### What to produce
Output the material below unchanged, apart from leaving out the pictures.

-------- Records --------

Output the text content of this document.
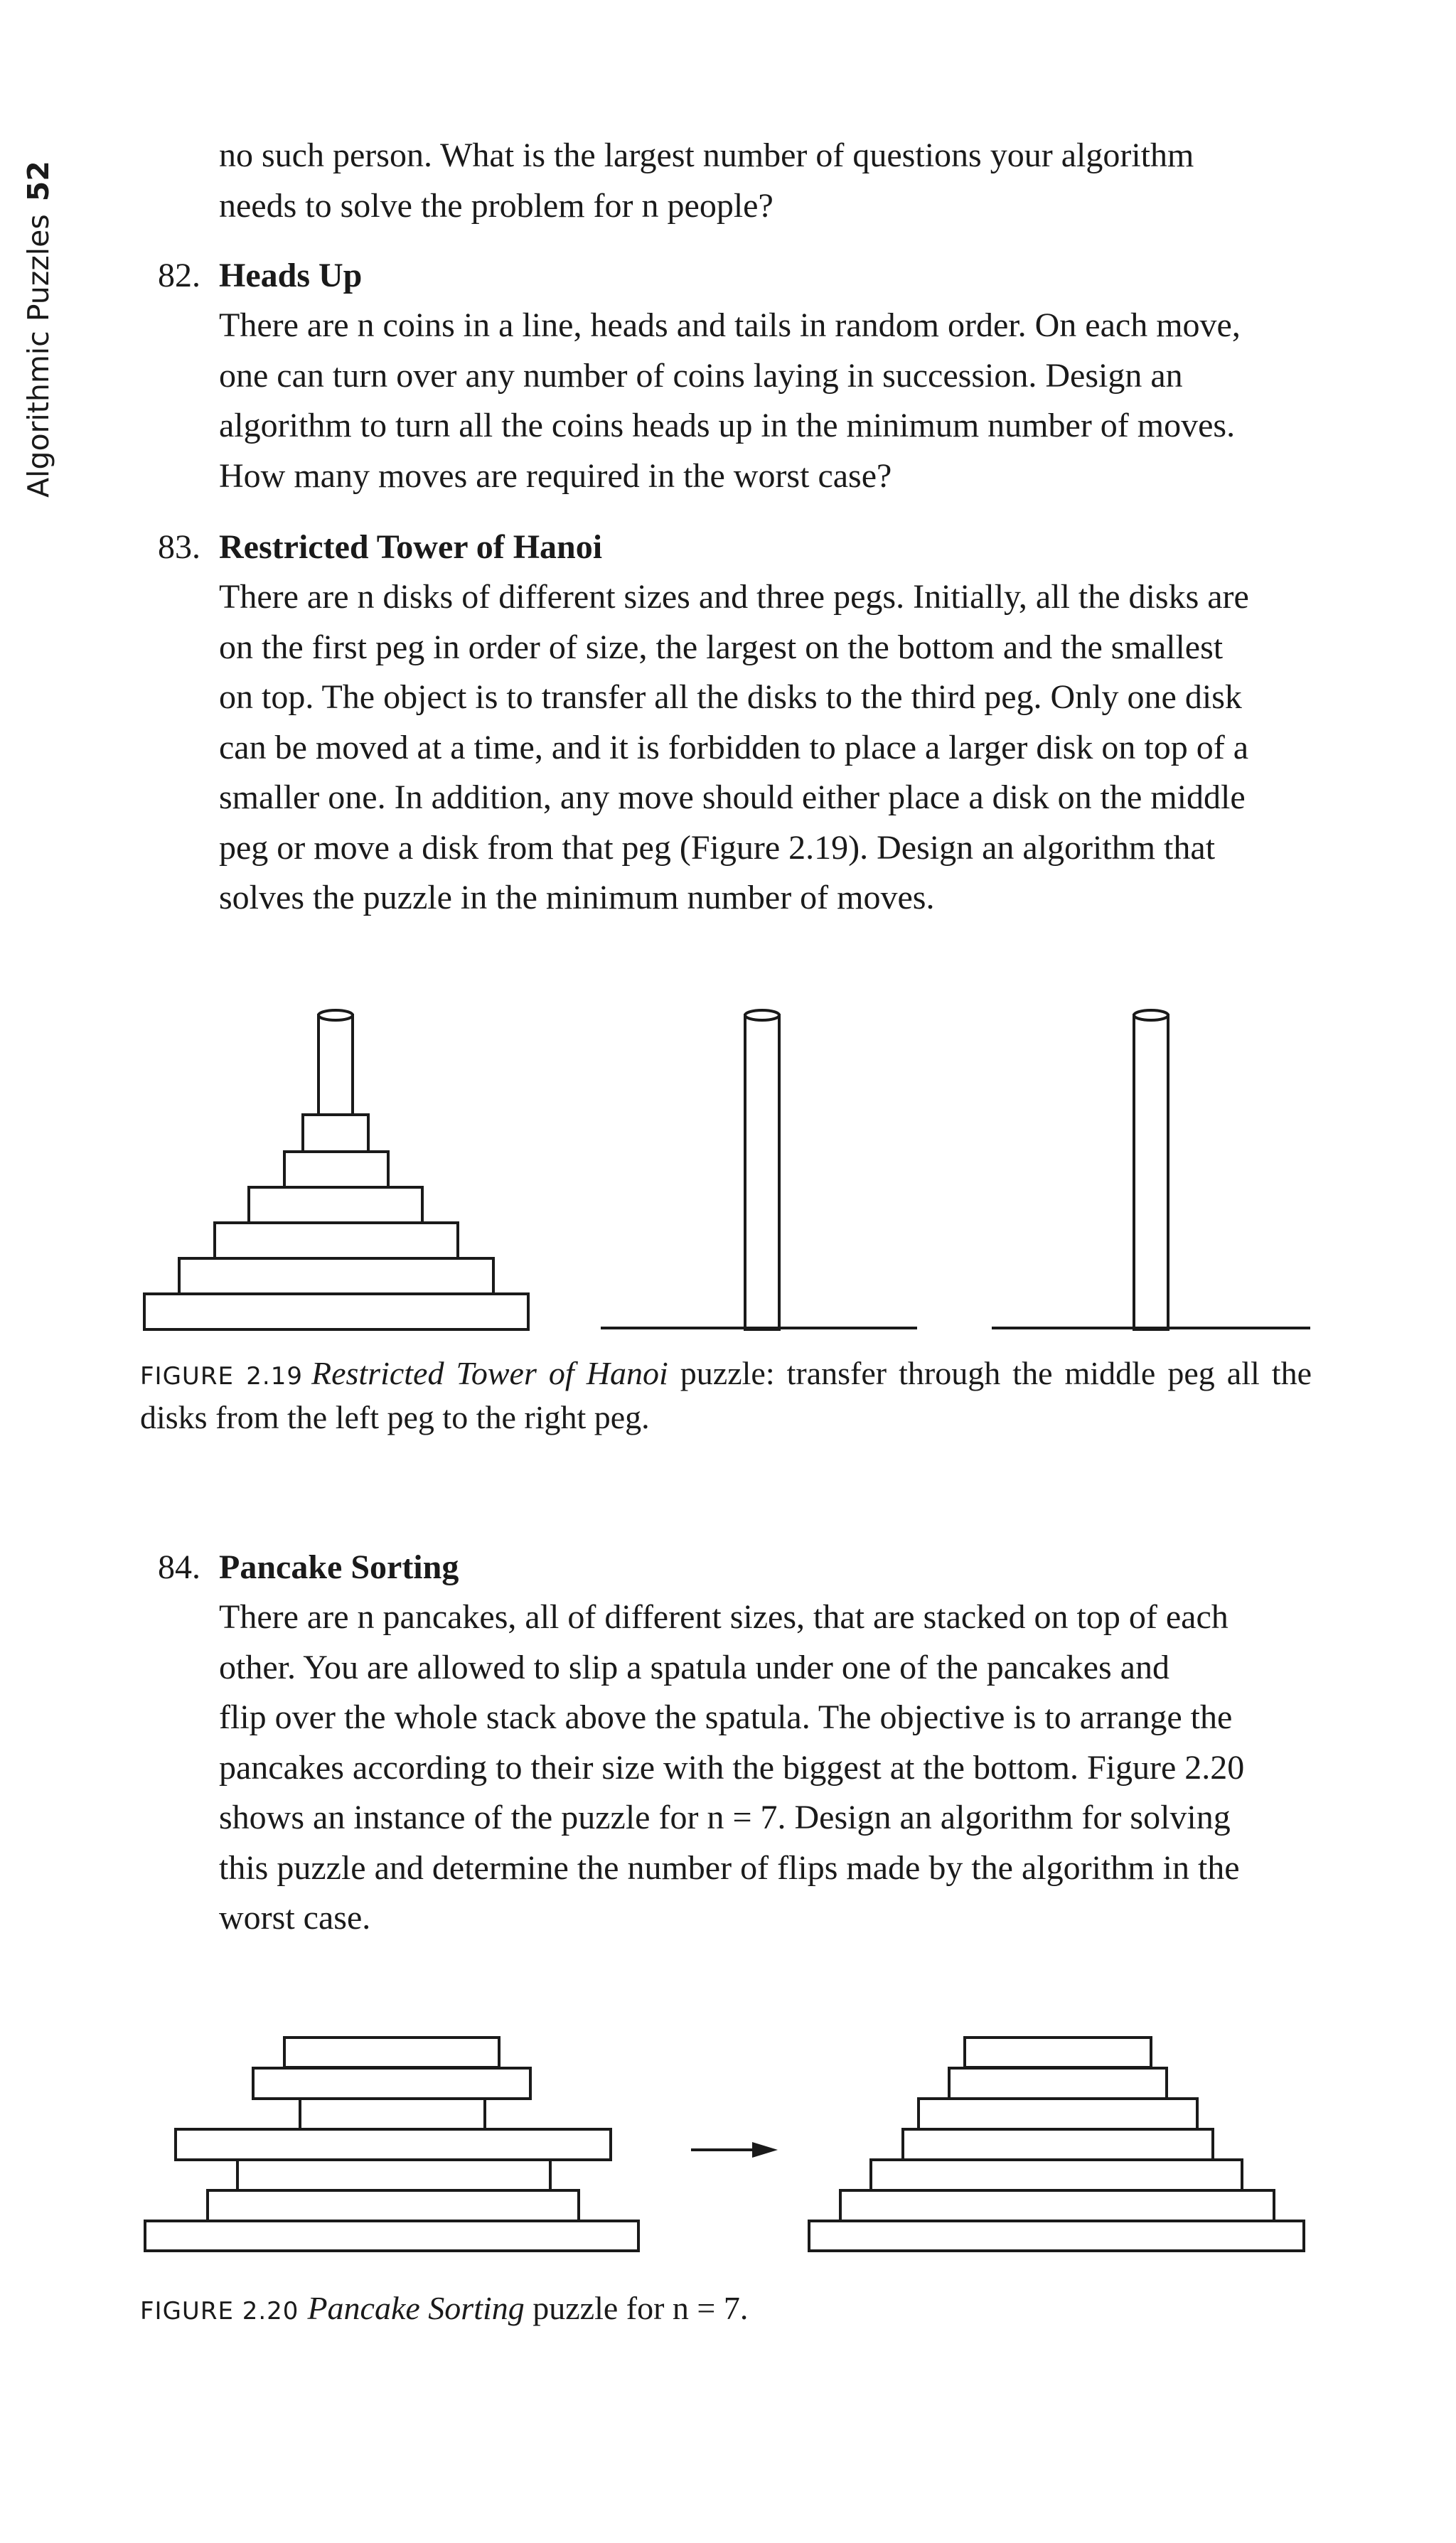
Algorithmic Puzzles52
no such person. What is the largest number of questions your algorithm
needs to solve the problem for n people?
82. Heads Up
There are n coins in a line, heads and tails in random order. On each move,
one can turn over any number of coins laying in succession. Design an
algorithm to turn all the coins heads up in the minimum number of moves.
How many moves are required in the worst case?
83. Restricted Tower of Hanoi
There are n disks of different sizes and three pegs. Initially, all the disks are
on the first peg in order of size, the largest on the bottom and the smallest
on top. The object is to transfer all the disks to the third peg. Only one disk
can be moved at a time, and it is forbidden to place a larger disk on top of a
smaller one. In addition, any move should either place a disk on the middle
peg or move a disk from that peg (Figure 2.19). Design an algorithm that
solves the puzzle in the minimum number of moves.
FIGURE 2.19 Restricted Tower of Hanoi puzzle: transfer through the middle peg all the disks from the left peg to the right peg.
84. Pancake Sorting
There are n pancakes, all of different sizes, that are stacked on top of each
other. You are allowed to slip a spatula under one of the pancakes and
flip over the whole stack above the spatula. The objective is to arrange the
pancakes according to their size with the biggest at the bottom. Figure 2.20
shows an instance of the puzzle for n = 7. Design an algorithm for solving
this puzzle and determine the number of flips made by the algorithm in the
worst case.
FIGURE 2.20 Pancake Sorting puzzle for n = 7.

--------

### Written response
Output the text content of this document.
Algorithmic Puzzles52
no such person. What is the largest number of questions your algorithm
needs to solve the problem for n people?
82. Heads Up
There are n coins in a line, heads and tails in random order. On each move,
one can turn over any number of coins laying in succession. Design an
algorithm to turn all the coins heads up in the minimum number of moves.
How many moves are required in the worst case?
83. Restricted Tower of Hanoi
There are n disks of different sizes and three pegs. Initially, all the disks are
on the first peg in order of size, the largest on the bottom and the smallest
on top. The object is to transfer all the disks to the third peg. Only one disk
can be moved at a time, and it is forbidden to place a larger disk on top of a
smaller one. In addition, any move should either place a disk on the middle
peg or move a disk from that peg (Figure 2.19). Design an algorithm that
solves the puzzle in the minimum number of moves.
FIGURE 2.19 Restricted Tower of Hanoi puzzle: transfer through the middle peg all the disks from the left peg to the right peg.
84. Pancake Sorting
There are n pancakes, all of different sizes, that are stacked on top of each
other. You are allowed to slip a spatula under one of the pancakes and
flip over the whole stack above the spatula. The objective is to arrange the
pancakes according to their size with the biggest at the bottom. Figure 2.20
shows an instance of the puzzle for n = 7. Design an algorithm for solving
this puzzle and determine the number of flips made by the algorithm in the
worst case.
FIGURE 2.20 Pancake Sorting puzzle for n = 7.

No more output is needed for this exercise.